Please format the data below as a JSON list of strings, with one string for each line and blank lines left out.

▶ [Data excerpts]:
....

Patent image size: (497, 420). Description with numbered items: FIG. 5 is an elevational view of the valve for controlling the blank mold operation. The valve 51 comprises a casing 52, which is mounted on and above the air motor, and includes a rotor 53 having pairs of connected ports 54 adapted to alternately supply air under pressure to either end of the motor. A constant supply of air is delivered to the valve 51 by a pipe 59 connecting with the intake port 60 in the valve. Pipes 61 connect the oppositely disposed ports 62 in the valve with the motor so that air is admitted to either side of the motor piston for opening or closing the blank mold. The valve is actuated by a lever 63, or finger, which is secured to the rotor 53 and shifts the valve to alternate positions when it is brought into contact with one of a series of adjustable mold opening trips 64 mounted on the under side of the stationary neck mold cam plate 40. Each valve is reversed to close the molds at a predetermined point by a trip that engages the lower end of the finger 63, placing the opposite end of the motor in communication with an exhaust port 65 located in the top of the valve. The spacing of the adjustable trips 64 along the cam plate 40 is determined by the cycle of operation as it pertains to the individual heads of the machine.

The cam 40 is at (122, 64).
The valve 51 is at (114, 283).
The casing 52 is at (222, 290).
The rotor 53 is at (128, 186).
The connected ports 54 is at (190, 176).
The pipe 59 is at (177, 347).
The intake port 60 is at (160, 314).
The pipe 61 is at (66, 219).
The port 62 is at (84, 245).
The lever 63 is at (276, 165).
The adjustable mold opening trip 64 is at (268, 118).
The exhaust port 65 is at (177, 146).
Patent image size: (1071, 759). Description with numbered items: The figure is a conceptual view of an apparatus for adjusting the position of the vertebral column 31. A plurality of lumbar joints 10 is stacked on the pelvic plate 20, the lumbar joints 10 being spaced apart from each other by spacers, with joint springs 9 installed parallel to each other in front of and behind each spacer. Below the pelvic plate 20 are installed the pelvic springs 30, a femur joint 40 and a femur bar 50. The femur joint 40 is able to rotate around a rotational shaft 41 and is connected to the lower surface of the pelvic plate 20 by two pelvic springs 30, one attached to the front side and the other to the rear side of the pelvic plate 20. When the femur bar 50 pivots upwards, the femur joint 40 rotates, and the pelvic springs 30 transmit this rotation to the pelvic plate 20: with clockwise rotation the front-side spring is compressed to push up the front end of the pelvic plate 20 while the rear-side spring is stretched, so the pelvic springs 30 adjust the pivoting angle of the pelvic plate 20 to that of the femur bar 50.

....

▶ [Solution for this exercise]:
[
  "Patent image size: (497, 420). Description with numbered items: FIG. 5 is an elevational view of the valve for controlling the blank mold operation. The valve 51 comprises a casing 52, which is mounted on and above the air motor, and includes a rotor 53 having pairs of connected ports 54 adapted to alternately supply air under pressure to either end of the motor. A constant supply of air is delivered to the valve 51 by a pipe 59 connecting with the intake port 60 in the valve. Pipes 61 connect the oppositely disposed ports 62 in the valve with the motor so that air is admitted to either side of the motor piston for opening or closing the blank mold. The valve is actuated by a lever 63, or finger, which is secured to the rotor 53 and shifts the valve to alternate positions when it is brought into contact with one of a series of adjustable mold opening trips 64 mounted on the under side of the stationary neck mold cam plate 40. Each valve is reversed to close the molds at a predetermined point by a trip that engages the lower end of the finger 63, placing the opposite end of the motor in communication with an exhaust port 65 located in the top of the valve. The spacing of the adjustable trips 64 along the cam plate 40 is determined by the cycle of operation as it pertains to the individual heads of the machine.",
  "The cam 40 is at (122, 64).",
  "The valve 51 is at (114, 283).",
  "The casing 52 is at (222, 290).",
  "The rotor 53 is at (128, 186).",
  "The connected ports 54 is at (190, 176).",
  "The pipe 59 is at (177, 347).",
  "The intake port 60 is at (160, 314).",
  "The pipe 61 is at (66, 219).",
  "The port 62 is at (84, 245).",
  "The lever 63 is at (276, 165).",
  "The adjustable mold opening trip 64 is at (268, 118).",
  "The exhaust port 65 is at (177, 146).",
  "Patent image size: (1071, 759). Description with numbered items: The figure is a conceptual view of an apparatus for adjusting the position of the vertebral column 31. A plurality of lumbar joints 10 is stacked on the pelvic plate 20, the lumbar joints 10 being spaced apart from each other by spacers, with joint springs 9 installed parallel to each other in front of and behind each spacer. Below the pelvic plate 20 are installed the pelvic springs 30, a femur joint 40 and a femur bar 50. The femur joint 40 is able to rotate around a rotational shaft 41 and is connected to the lower surface of the pelvic plate 20 by two pelvic springs 30, one attached to the front side and the other to the rear side of the pelvic plate 20. When the femur bar 50 pivots upwards, the femur joint 40 rotates, and the pelvic springs 30 transmit this rotation to the pelvic plate 20: with clockwise rotation the front-side spring is compressed to push up the front end of the pelvic plate 20 while the rear-side spring is stretched, so the pelvic springs 30 adjust the pivoting angle of the pelvic plate 20 to that of the femur bar 50."
]